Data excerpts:

— start —

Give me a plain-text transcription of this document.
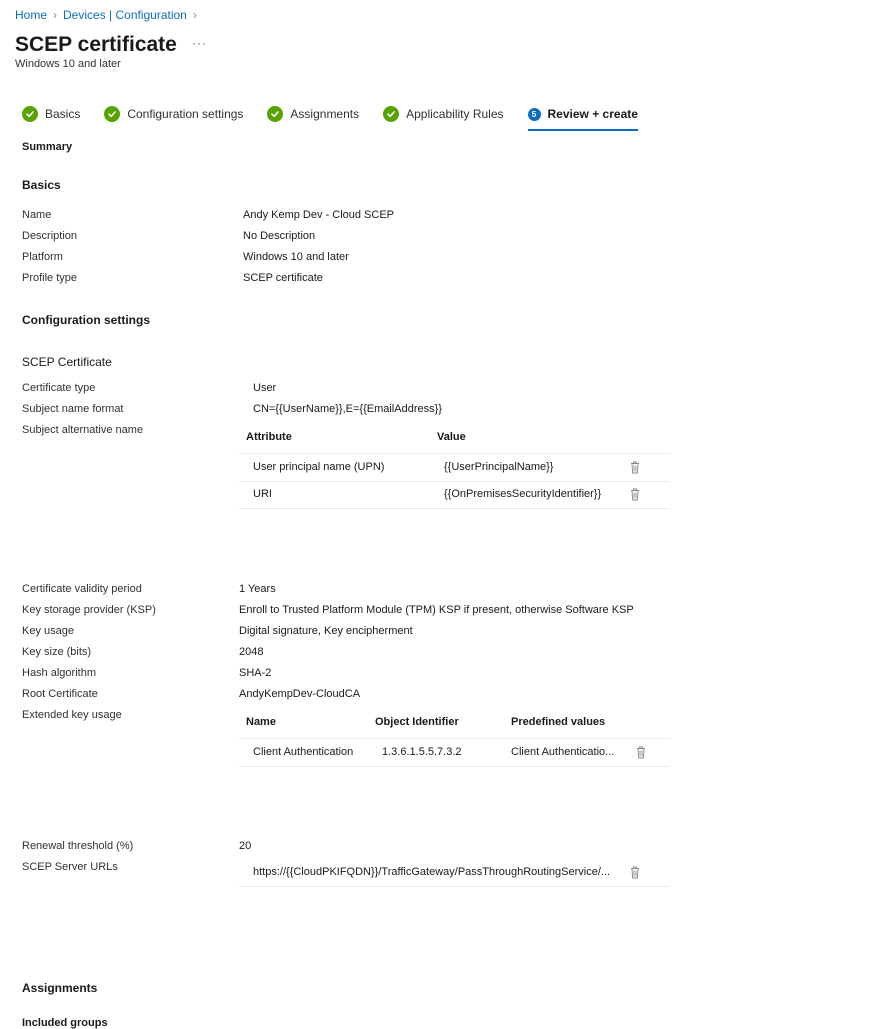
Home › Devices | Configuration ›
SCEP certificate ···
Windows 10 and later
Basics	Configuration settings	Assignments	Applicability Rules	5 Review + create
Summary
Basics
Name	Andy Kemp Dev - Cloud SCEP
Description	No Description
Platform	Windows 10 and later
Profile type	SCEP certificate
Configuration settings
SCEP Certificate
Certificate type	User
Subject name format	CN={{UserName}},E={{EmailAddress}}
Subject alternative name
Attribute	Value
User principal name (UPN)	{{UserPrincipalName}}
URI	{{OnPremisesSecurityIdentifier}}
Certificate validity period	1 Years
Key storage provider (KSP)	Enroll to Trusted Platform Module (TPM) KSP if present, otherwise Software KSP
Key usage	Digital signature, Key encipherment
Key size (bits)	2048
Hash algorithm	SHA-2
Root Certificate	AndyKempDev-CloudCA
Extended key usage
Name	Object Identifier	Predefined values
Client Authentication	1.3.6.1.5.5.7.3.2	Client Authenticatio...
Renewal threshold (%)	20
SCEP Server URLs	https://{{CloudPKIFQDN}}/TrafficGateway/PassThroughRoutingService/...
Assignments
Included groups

— end —

→ SET TASK: Say how many lines in the listing above include "Platform". Give nothing but the number.

→ SOLUTION FOR THIS EXERCISE: 2